• **Given entries**
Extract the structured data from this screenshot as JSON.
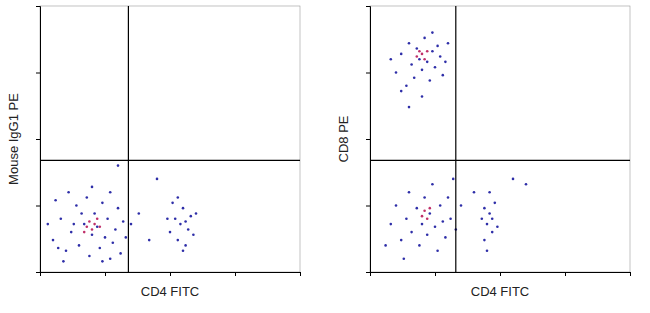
{
  "chart_data": [
    {
      "type": "scatter",
      "x_label": "CD4 FITC",
      "y_label": "Mouse IgG1 PE",
      "xlim": [
        0,
        100
      ],
      "ylim": [
        0,
        100
      ],
      "xticks": [
        0,
        25,
        50,
        75,
        100
      ],
      "yticks": [
        0,
        25,
        50,
        75,
        100
      ],
      "tick_labels": false,
      "quadrant_x": 34,
      "quadrant_y": 42,
      "series": [
        {
          "color": "#2e2ea8",
          "x": [
            5,
            8,
            10,
            12,
            14,
            15,
            17,
            18,
            19,
            20,
            21,
            22,
            23,
            24,
            25,
            26,
            27,
            28,
            29,
            30,
            31,
            32,
            33,
            6,
            9,
            11,
            13,
            16,
            24,
            35,
            38,
            42,
            3,
            7,
            20,
            27,
            50,
            52,
            53,
            54,
            55,
            56,
            57,
            58,
            51,
            55,
            59,
            53,
            56,
            49,
            60,
            30,
            45
          ],
          "values": [
            12,
            20,
            8,
            15,
            25,
            10,
            18,
            28,
            6,
            14,
            22,
            17,
            9,
            26,
            13,
            20,
            30,
            11,
            16,
            24,
            7,
            19,
            13,
            27,
            4,
            30,
            18,
            22,
            4,
            18,
            22,
            12,
            18,
            9,
            32,
            5,
            15,
            20,
            12,
            18,
            24,
            10,
            16,
            21,
            26,
            8,
            14,
            28,
            19,
            20,
            22,
            40,
            35
          ]
        },
        {
          "color": "#c0306a",
          "x": [
            18,
            19,
            20,
            21,
            22,
            17,
            23
          ],
          "values": [
            17,
            19,
            16,
            18,
            20,
            15,
            17
          ]
        }
      ]
    },
    {
      "type": "scatter",
      "x_label": "CD4 FITC",
      "y_label": "CD8 PE",
      "xlim": [
        0,
        100
      ],
      "ylim": [
        0,
        100
      ],
      "xticks": [
        0,
        25,
        50,
        75,
        100
      ],
      "yticks": [
        0,
        25,
        50,
        75,
        100
      ],
      "tick_labels": false,
      "quadrant_x": 33,
      "quadrant_y": 42,
      "series": [
        {
          "color": "#2e2ea8",
          "x": [
            10,
            12,
            14,
            15,
            16,
            17,
            18,
            19,
            20,
            21,
            22,
            23,
            24,
            25,
            26,
            27,
            28,
            29,
            12,
            30,
            15,
            20,
            24,
            8,
            8,
            10,
            12,
            14,
            15,
            16,
            18,
            19,
            20,
            21,
            22,
            23,
            24,
            25,
            26,
            27,
            28,
            29,
            30,
            31,
            32,
            33,
            6,
            13,
            35,
            40,
            44,
            45,
            46,
            47,
            48,
            45,
            46,
            47,
            44,
            49,
            43,
            55,
            60
          ],
          "values": [
            75,
            82,
            70,
            86,
            78,
            73,
            84,
            80,
            76,
            88,
            79,
            72,
            83,
            77,
            85,
            81,
            74,
            79,
            68,
            86,
            62,
            66,
            90,
            80,
            18,
            25,
            12,
            20,
            30,
            15,
            24,
            10,
            18,
            28,
            14,
            22,
            33,
            17,
            8,
            25,
            19,
            13,
            28,
            20,
            35,
            16,
            10,
            5,
            25,
            30,
            12,
            18,
            22,
            15,
            26,
            8,
            30,
            20,
            24,
            17,
            20,
            35,
            33
          ]
        },
        {
          "color": "#c0306a",
          "x": [
            18,
            19,
            20,
            21,
            22,
            20,
            21,
            22,
            23
          ],
          "values": [
            81,
            83,
            82,
            80,
            83,
            21,
            23,
            20,
            24
          ]
        }
      ]
    }
  ]
}
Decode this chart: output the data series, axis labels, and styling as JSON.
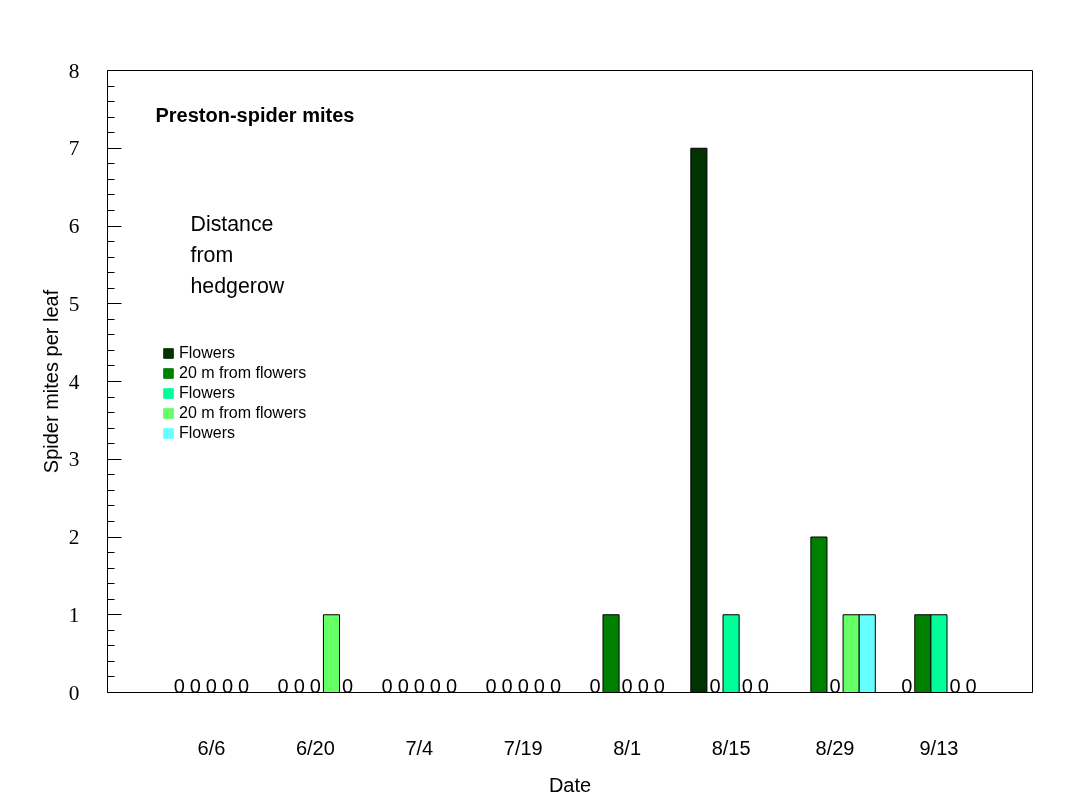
{
  "chart_data": {
    "type": "bar",
    "title": "Preston-spider mites",
    "xlabel": "Date",
    "ylabel": "Spider mites per leaf",
    "legend_title": "Distance from hedgerow",
    "categories": [
      "6/6",
      "6/20",
      "7/4",
      "7/19",
      "8/1",
      "8/15",
      "8/29",
      "9/13"
    ],
    "series": [
      {
        "name": "Flowers",
        "color": "#003300",
        "values": [
          0,
          0,
          0,
          0,
          0,
          7,
          null,
          0
        ],
        "value_labels": [
          "0",
          "0",
          "0",
          "0",
          "0",
          null,
          null,
          "0"
        ]
      },
      {
        "name": "20 m from flowers",
        "color": "#008000",
        "values": [
          0,
          0,
          0,
          0,
          1,
          0,
          2,
          1
        ],
        "value_labels": [
          "0",
          "0",
          "0",
          "0",
          null,
          "0",
          null,
          null
        ]
      },
      {
        "name": "Flowers",
        "color": "#00ff99",
        "values": [
          0,
          0,
          0,
          0,
          0,
          1,
          0,
          1
        ],
        "value_labels": [
          "0",
          "0",
          "0",
          "0",
          "0",
          null,
          "0",
          null
        ]
      },
      {
        "name": "20 m from flowers",
        "color": "#66ff66",
        "values": [
          0,
          1,
          0,
          0,
          0,
          0,
          1,
          0
        ],
        "value_labels": [
          "0",
          null,
          "0",
          "0",
          "0",
          "0",
          null,
          "0"
        ]
      },
      {
        "name": "Flowers",
        "color": "#66ffff",
        "values": [
          0,
          0,
          0,
          0,
          0,
          0,
          1,
          0
        ],
        "value_labels": [
          "0",
          "0",
          "0",
          "0",
          "0",
          "0",
          null,
          "0"
        ]
      }
    ],
    "ylim": [
      0,
      8
    ],
    "yticks": [
      0,
      1,
      2,
      3,
      4,
      5,
      6,
      7,
      8
    ],
    "grid": false,
    "legend": "left"
  }
}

• **Description of the task**
What you return should match the records above word for word, minus the pictures.

• **The reply**
Extract the structured data from this screenshot as JSON.
{
  "chart_data": [
    {
      "type": "scatter",
      "x_label": "CD4 FITC",
      "y_label": "Mouse IgG1 PE",
      "xlim": [
        0,
        100
      ],
      "ylim": [
        0,
        100
      ],
      "xticks": [
        0,
        25,
        50,
        75,
        100
      ],
      "yticks": [
        0,
        25,
        50,
        75,
        100
      ],
      "tick_labels": false,
      "quadrant_x": 34,
      "quadrant_y": 42,
      "series": [
        {
          "color": "#2e2ea8",
          "x": [
            5,
            8,
            10,
            12,
            14,
            15,
            17,
            18,
            19,
            20,
            21,
            22,
            23,
            24,
            25,
            26,
            27,
            28,
            29,
            30,
            31,
            32,
            33,
            6,
            9,
            11,
            13,
            16,
            24,
            35,
            38,
            42,
            3,
            7,
            20,
            27,
            50,
            52,
            53,
            54,
            55,
            56,
            57,
            58,
            51,
            55,
            59,
            53,
            56,
            49,
            60,
            30,
            45
          ],
          "values": [
            12,
            20,
            8,
            15,
            25,
            10,
            18,
            28,
            6,
            14,
            22,
            17,
            9,
            26,
            13,
            20,
            30,
            11,
            16,
            24,
            7,
            19,
            13,
            27,
            4,
            30,
            18,
            22,
            4,
            18,
            22,
            12,
            18,
            9,
            32,
            5,
            15,
            20,
            12,
            18,
            24,
            10,
            16,
            21,
            26,
            8,
            14,
            28,
            19,
            20,
            22,
            40,
            35
          ]
        },
        {
          "color": "#c0306a",
          "x": [
            18,
            19,
            20,
            21,
            22,
            17,
            23
          ],
          "values": [
            17,
            19,
            16,
            18,
            20,
            15,
            17
          ]
        }
      ]
    },
    {
      "type": "scatter",
      "x_label": "CD4 FITC",
      "y_label": "CD8 PE",
      "xlim": [
        0,
        100
      ],
      "ylim": [
        0,
        100
      ],
      "xticks": [
        0,
        25,
        50,
        75,
        100
      ],
      "yticks": [
        0,
        25,
        50,
        75,
        100
      ],
      "tick_labels": false,
      "quadrant_x": 33,
      "quadrant_y": 42,
      "series": [
        {
          "color": "#2e2ea8",
          "x": [
            10,
            12,
            14,
            15,
            16,
            17,
            18,
            19,
            20,
            21,
            22,
            23,
            24,
            25,
            26,
            27,
            28,
            29,
            12,
            30,
            15,
            20,
            24,
            8,
            8,
            10,
            12,
            14,
            15,
            16,
            18,
            19,
            20,
            21,
            22,
            23,
            24,
            25,
            26,
            27,
            28,
            29,
            30,
            31,
            32,
            33,
            6,
            13,
            35,
            40,
            44,
            45,
            46,
            47,
            48,
            45,
            46,
            47,
            44,
            49,
            43,
            55,
            60
          ],
          "values": [
            75,
            82,
            70,
            86,
            78,
            73,
            84,
            80,
            76,
            88,
            79,
            72,
            83,
            77,
            85,
            81,
            74,
            79,
            68,
            86,
            62,
            66,
            90,
            80,
            18,
            25,
            12,
            20,
            30,
            15,
            24,
            10,
            18,
            28,
            14,
            22,
            33,
            17,
            8,
            25,
            19,
            13,
            28,
            20,
            35,
            16,
            10,
            5,
            25,
            30,
            12,
            18,
            22,
            15,
            26,
            8,
            30,
            20,
            24,
            17,
            20,
            35,
            33
          ]
        },
        {
          "color": "#c0306a",
          "x": [
            18,
            19,
            20,
            21,
            22,
            20,
            21,
            22,
            23
          ],
          "values": [
            81,
            83,
            82,
            80,
            83,
            21,
            23,
            20,
            24
          ]
        }
      ]
    }
  ]
}
Decode this chart: output the data series, axis labels, and styling as JSON.
{
  "chart_data": {
    "type": "bar",
    "title": "Preston-spider mites",
    "xlabel": "Date",
    "ylabel": "Spider mites per leaf",
    "legend_title": "Distance from hedgerow",
    "categories": [
      "6/6",
      "6/20",
      "7/4",
      "7/19",
      "8/1",
      "8/15",
      "8/29",
      "9/13"
    ],
    "series": [
      {
        "name": "Flowers",
        "color": "#003300",
        "values": [
          0,
          0,
          0,
          0,
          0,
          7,
          null,
          0
        ],
        "value_labels": [
          "0",
          "0",
          "0",
          "0",
          "0",
          null,
          null,
          "0"
        ]
      },
      {
        "name": "20 m from flowers",
        "color": "#008000",
        "values": [
          0,
          0,
          0,
          0,
          1,
          0,
          2,
          1
        ],
        "value_labels": [
          "0",
          "0",
          "0",
          "0",
          null,
          "0",
          null,
          null
        ]
      },
      {
        "name": "Flowers",
        "color": "#00ff99",
        "values": [
          0,
          0,
          0,
          0,
          0,
          1,
          0,
          1
        ],
        "value_labels": [
          "0",
          "0",
          "0",
          "0",
          "0",
          null,
          "0",
          null
        ]
      },
      {
        "name": "20 m from flowers",
        "color": "#66ff66",
        "values": [
          0,
          1,
          0,
          0,
          0,
          0,
          1,
          0
        ],
        "value_labels": [
          "0",
          null,
          "0",
          "0",
          "0",
          "0",
          null,
          "0"
        ]
      },
      {
        "name": "Flowers",
        "color": "#66ffff",
        "values": [
          0,
          0,
          0,
          0,
          0,
          0,
          1,
          0
        ],
        "value_labels": [
          "0",
          "0",
          "0",
          "0",
          "0",
          "0",
          null,
          "0"
        ]
      }
    ],
    "ylim": [
      0,
      8
    ],
    "yticks": [
      0,
      1,
      2,
      3,
      4,
      5,
      6,
      7,
      8
    ],
    "grid": false,
    "legend": "left"
  }
}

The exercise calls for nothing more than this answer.